PROBLEM STATEMENT ->
Pull out each line of the material below that contains the string "Maximum". Case counts.

____

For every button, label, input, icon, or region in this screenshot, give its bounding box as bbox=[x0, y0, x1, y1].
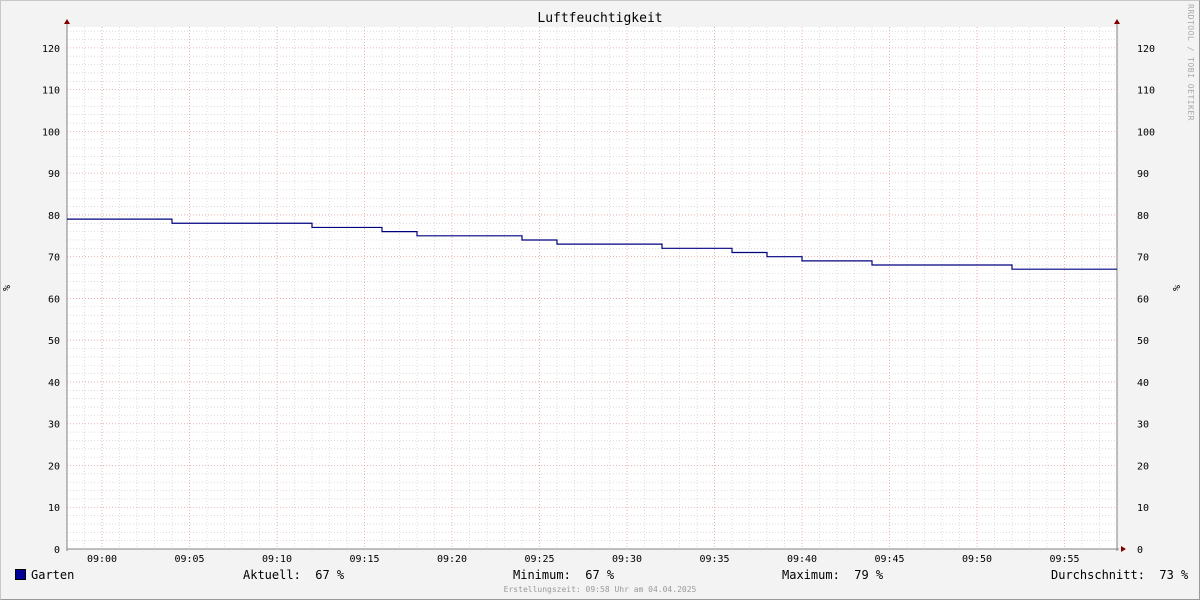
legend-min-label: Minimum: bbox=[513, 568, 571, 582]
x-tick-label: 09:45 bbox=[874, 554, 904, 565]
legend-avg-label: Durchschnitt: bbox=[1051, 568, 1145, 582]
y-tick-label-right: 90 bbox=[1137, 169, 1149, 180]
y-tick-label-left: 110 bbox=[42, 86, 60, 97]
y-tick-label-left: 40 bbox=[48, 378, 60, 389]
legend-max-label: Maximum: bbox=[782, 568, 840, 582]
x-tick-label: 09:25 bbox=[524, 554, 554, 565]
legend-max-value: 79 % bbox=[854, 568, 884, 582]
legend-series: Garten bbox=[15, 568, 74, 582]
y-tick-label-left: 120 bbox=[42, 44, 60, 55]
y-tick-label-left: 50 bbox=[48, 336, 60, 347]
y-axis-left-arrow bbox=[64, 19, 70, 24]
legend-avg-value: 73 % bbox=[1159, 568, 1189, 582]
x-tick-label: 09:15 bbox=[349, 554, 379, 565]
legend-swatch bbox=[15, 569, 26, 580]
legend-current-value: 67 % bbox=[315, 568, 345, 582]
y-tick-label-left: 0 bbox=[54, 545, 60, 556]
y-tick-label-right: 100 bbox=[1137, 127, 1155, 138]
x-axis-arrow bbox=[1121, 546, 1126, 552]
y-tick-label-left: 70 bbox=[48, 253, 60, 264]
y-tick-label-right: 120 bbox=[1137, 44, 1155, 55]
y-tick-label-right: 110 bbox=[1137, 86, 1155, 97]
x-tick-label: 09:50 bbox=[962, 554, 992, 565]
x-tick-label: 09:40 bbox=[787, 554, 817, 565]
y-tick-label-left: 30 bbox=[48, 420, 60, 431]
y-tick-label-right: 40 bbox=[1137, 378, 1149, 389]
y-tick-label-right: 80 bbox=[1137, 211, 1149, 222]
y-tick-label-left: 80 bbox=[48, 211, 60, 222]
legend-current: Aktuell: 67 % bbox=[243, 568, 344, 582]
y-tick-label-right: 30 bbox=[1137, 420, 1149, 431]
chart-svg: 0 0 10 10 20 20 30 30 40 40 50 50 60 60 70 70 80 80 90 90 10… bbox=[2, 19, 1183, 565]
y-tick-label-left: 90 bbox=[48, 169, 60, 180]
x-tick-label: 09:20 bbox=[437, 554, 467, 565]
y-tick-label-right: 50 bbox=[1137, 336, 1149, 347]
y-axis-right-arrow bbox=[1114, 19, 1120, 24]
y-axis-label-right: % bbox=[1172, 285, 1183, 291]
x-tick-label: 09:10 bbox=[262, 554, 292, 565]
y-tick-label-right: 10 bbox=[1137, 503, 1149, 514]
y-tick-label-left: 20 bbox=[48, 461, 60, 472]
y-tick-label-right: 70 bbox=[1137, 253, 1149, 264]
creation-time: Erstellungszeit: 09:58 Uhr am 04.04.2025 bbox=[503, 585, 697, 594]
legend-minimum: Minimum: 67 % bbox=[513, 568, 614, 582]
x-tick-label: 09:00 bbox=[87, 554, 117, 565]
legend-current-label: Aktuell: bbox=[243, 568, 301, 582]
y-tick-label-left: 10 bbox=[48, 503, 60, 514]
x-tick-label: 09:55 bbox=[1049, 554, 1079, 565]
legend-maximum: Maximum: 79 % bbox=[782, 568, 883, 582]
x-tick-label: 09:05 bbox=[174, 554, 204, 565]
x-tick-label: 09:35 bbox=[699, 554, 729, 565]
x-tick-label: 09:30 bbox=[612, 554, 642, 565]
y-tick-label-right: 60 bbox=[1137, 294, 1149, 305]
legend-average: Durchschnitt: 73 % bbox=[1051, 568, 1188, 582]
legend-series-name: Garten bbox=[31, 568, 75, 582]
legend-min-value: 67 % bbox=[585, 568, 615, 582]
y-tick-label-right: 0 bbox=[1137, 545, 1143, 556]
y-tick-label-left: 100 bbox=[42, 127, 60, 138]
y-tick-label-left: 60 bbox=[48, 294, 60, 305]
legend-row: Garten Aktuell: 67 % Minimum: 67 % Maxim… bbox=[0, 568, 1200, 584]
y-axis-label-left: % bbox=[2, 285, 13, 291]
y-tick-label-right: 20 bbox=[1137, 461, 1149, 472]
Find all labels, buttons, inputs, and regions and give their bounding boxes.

____

WRITTEN ANSWER ->
legend-max-label: Maximum: bbox=[782, 568, 840, 582]
legend-maximum: Maximum: 79 % bbox=[782, 568, 883, 582]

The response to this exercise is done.